Goal: Quote the whole listing word for word. Do not include the pictures.

-- Start of Materials provided --

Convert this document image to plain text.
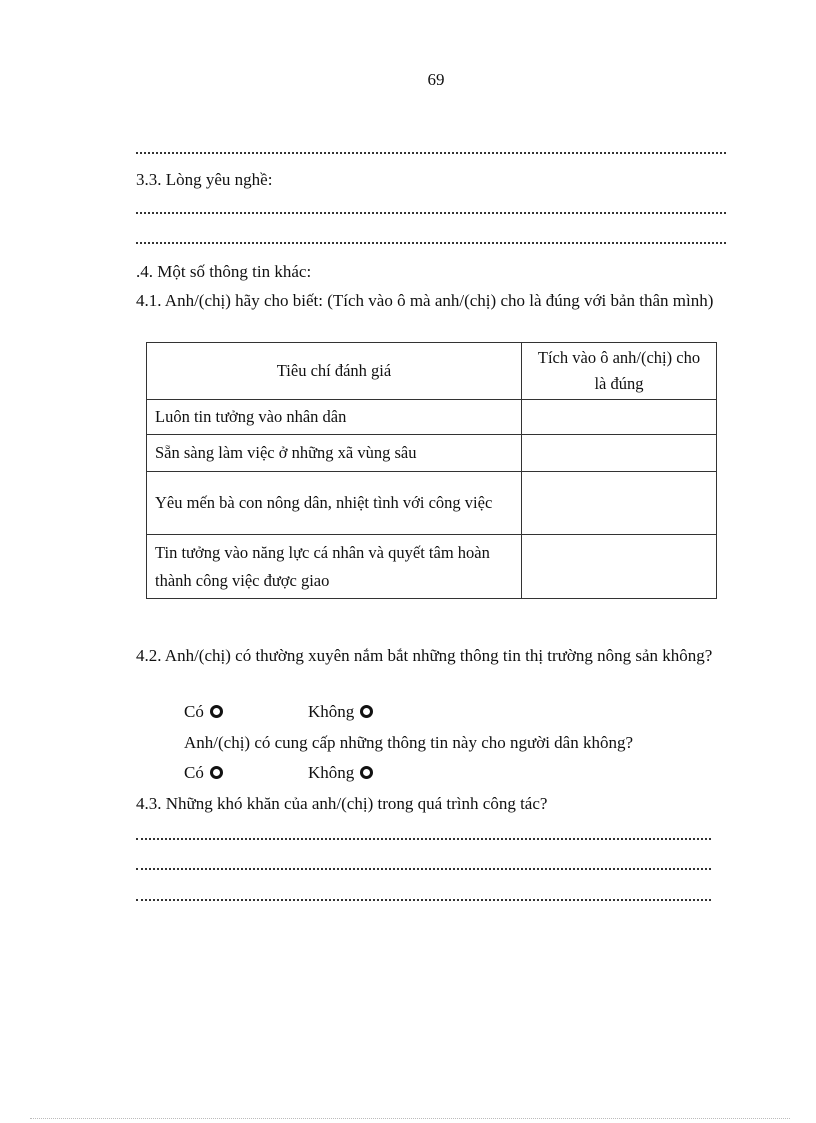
69
3.3. Lòng yêu nghề:
.4. Một số thông tin khác:
4.1. Anh/(chị) hãy cho biết: (Tích vào ô mà anh/(chị) cho là đúng với bản thân mình)
Tiêu chí đánh giá	Tích vào ô anh/(chị) cho là đúng
Luôn tin tưởng vào nhân dân	
Sẵn sàng làm việc ở những xã vùng sâu	
Yêu mến bà con nông dân, nhiệt tình với công việc	
Tin tưởng vào năng lực cá nhân và quyết tâm hoàn thành công việc được giao	
4.2. Anh/(chị) có thường xuyên nắm bắt những thông tin thị trường nông sản không?
Có	Không
Anh/(chị) có cung cấp những thông tin này cho người dân không?
Có	Không
4.3. Những khó khăn của anh/(chị) trong quá trình công tác?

-- End of Materials provided --

Output for this exercise:
Convert this document image to plain text.
69
3.3. Lòng yêu nghề:
.4. Một số thông tin khác:
4.1. Anh/(chị) hãy cho biết: (Tích vào ô mà anh/(chị) cho là đúng với bản thân mình)
Tiêu chí đánh giá	Tích vào ô anh/(chị) cho là đúng
Luôn tin tưởng vào nhân dân	
Sẵn sàng làm việc ở những xã vùng sâu	
Yêu mến bà con nông dân, nhiệt tình với công việc	
Tin tưởng vào năng lực cá nhân và quyết tâm hoàn thành công việc được giao	
4.2. Anh/(chị) có thường xuyên nắm bắt những thông tin thị trường nông sản không?
Có	Không
Anh/(chị) có cung cấp những thông tin này cho người dân không?
Có	Không
4.3. Những khó khăn của anh/(chị) trong quá trình công tác?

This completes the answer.